### Short problem
The records are to be restated in their entirety, word for word.

### Supplied material
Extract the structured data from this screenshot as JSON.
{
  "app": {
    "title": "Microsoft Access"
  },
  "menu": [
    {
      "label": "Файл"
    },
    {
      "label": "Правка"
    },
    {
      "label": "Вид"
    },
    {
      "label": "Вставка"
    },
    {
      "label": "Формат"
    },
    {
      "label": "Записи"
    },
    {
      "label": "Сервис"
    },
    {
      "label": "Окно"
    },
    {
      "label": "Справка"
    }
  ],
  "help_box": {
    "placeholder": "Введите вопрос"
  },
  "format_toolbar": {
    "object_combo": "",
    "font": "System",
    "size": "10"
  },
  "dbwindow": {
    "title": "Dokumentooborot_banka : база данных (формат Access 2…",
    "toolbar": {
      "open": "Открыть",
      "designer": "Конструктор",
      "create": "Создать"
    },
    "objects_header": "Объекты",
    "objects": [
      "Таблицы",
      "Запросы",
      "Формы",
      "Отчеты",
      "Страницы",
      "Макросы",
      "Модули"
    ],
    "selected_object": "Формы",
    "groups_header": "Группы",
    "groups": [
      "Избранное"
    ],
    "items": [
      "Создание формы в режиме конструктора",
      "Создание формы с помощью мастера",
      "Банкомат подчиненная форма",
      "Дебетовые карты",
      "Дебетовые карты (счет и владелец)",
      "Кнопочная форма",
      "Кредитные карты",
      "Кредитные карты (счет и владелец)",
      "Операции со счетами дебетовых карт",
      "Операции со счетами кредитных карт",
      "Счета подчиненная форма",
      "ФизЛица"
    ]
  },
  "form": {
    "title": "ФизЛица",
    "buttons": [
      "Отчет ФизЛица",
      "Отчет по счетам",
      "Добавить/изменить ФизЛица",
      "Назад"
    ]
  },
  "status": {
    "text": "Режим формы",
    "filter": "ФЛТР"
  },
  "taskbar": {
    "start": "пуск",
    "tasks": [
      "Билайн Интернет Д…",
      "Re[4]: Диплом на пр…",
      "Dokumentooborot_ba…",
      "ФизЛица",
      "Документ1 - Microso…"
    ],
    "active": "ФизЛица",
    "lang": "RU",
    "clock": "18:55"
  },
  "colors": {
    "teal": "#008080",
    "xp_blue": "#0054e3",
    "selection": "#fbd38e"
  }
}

### Response to this task
Extract the structured data from this screenshot as JSON.
{
  "app": {
    "title": "Microsoft Access"
  },
  "menu": [
    {
      "label": "Файл"
    },
    {
      "label": "Правка"
    },
    {
      "label": "Вид"
    },
    {
      "label": "Вставка"
    },
    {
      "label": "Формат"
    },
    {
      "label": "Записи"
    },
    {
      "label": "Сервис"
    },
    {
      "label": "Окно"
    },
    {
      "label": "Справка"
    }
  ],
  "help_box": {
    "placeholder": "Введите вопрос"
  },
  "format_toolbar": {
    "object_combo": "",
    "font": "System",
    "size": "10"
  },
  "dbwindow": {
    "title": "Dokumentooborot_banka : база данных (формат Access 2…",
    "toolbar": {
      "open": "Открыть",
      "designer": "Конструктор",
      "create": "Создать"
    },
    "objects_header": "Объекты",
    "objects": [
      "Таблицы",
      "Запросы",
      "Формы",
      "Отчеты",
      "Страницы",
      "Макросы",
      "Модули"
    ],
    "selected_object": "Формы",
    "groups_header": "Группы",
    "groups": [
      "Избранное"
    ],
    "items": [
      "Создание формы в режиме конструктора",
      "Создание формы с помощью мастера",
      "Банкомат подчиненная форма",
      "Дебетовые карты",
      "Дебетовые карты (счет и владелец)",
      "Кнопочная форма",
      "Кредитные карты",
      "Кредитные карты (счет и владелец)",
      "Операции со счетами дебетовых карт",
      "Операции со счетами кредитных карт",
      "Счета подчиненная форма",
      "ФизЛица"
    ]
  },
  "form": {
    "title": "ФизЛица",
    "buttons": [
      "Отчет ФизЛица",
      "Отчет по счетам",
      "Добавить/изменить ФизЛица",
      "Назад"
    ]
  },
  "status": {
    "text": "Режим формы",
    "filter": "ФЛТР"
  },
  "taskbar": {
    "start": "пуск",
    "tasks": [
      "Билайн Интернет Д…",
      "Re[4]: Диплом на пр…",
      "Dokumentooborot_ba…",
      "ФизЛица",
      "Документ1 - Microso…"
    ],
    "active": "ФизЛица",
    "lang": "RU",
    "clock": "18:55"
  },
  "colors": {
    "teal": "#008080",
    "xp_blue": "#0054e3",
    "selection": "#fbd38e"
  }
}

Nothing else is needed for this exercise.